* _WHAT TO DO_: Pictures stay out of the copy; set down each line of the listing below exactly.
+++ INPUT MATERIAL +++
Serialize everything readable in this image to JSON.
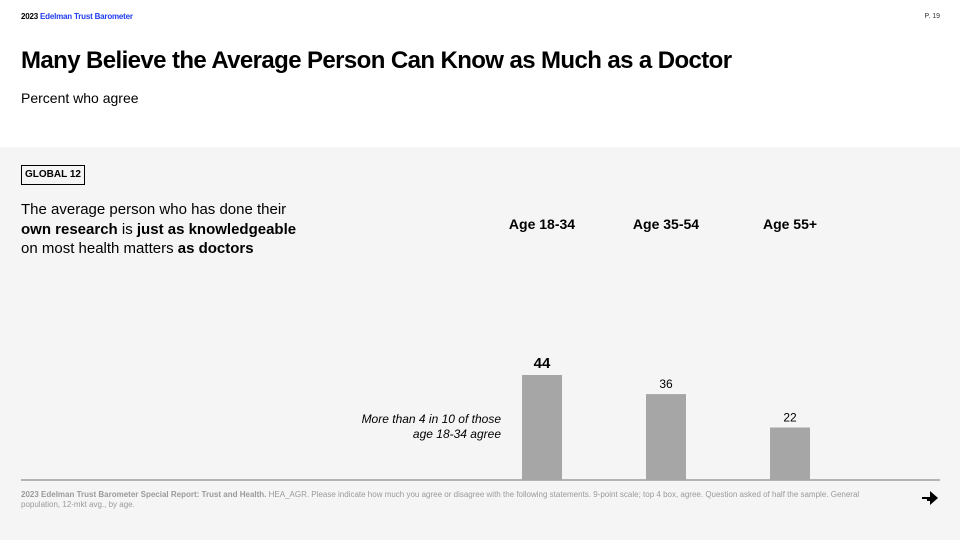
{
  "header": {
    "brand_year": "2023",
    "brand_name": "Edelman Trust Barometer",
    "page": "P. 19"
  },
  "title": "Many Believe the Average Person Can Know as Much as a Doctor",
  "subtitle": "Percent who agree",
  "badge": "GLOBAL 12",
  "statement": {
    "p1": "The average person who has done their",
    "p2": "own research",
    "p3": " is ",
    "p4": "just as knowledgeable",
    "p5": "on most health matters ",
    "p6": "as doctors"
  },
  "note": "More than 4 in 10 of those age 18-34 agree",
  "footer": {
    "source": "2023 Edelman Trust Barometer Special Report: Trust and Health.",
    "text": " HEA_AGR. Please indicate how much you agree or disagree with the following statements. 9-point scale; top 4 box, agree. Question asked of half the sample. General population, 12-mkt avg., by age."
  },
  "colors": {
    "bar": "#a6a6a6",
    "panel": "#f5f5f5",
    "brand": "#1f3cf0",
    "axis": "#9e9e9e"
  },
  "chart_data": {
    "type": "bar",
    "categories": [
      "Age 18-34",
      "Age 35-54",
      "Age 55+"
    ],
    "values": [
      44,
      36,
      22
    ],
    "title": "",
    "xlabel": "",
    "ylabel": "",
    "ylim": [
      0,
      100
    ],
    "highlight_index": 0
  }
}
+++
* _TASK SOLUTION_:
Serialize everything readable in this image to JSON.
{
  "header": {
    "brand_year": "2023",
    "brand_name": "Edelman Trust Barometer",
    "page": "P. 19"
  },
  "title": "Many Believe the Average Person Can Know as Much as a Doctor",
  "subtitle": "Percent who agree",
  "badge": "GLOBAL 12",
  "statement": {
    "p1": "The average person who has done their",
    "p2": "own research",
    "p3": " is ",
    "p4": "just as knowledgeable",
    "p5": "on most health matters ",
    "p6": "as doctors"
  },
  "note": "More than 4 in 10 of those age 18-34 agree",
  "footer": {
    "source": "2023 Edelman Trust Barometer Special Report: Trust and Health.",
    "text": " HEA_AGR. Please indicate how much you agree or disagree with the following statements. 9-point scale; top 4 box, agree. Question asked of half the sample. General population, 12-mkt avg., by age."
  },
  "colors": {
    "bar": "#a6a6a6",
    "panel": "#f5f5f5",
    "brand": "#1f3cf0",
    "axis": "#9e9e9e"
  },
  "chart_data": {
    "type": "bar",
    "categories": [
      "Age 18-34",
      "Age 35-54",
      "Age 55+"
    ],
    "values": [
      44,
      36,
      22
    ],
    "title": "",
    "xlabel": "",
    "ylabel": "",
    "ylim": [
      0,
      100
    ],
    "highlight_index": 0
  }
}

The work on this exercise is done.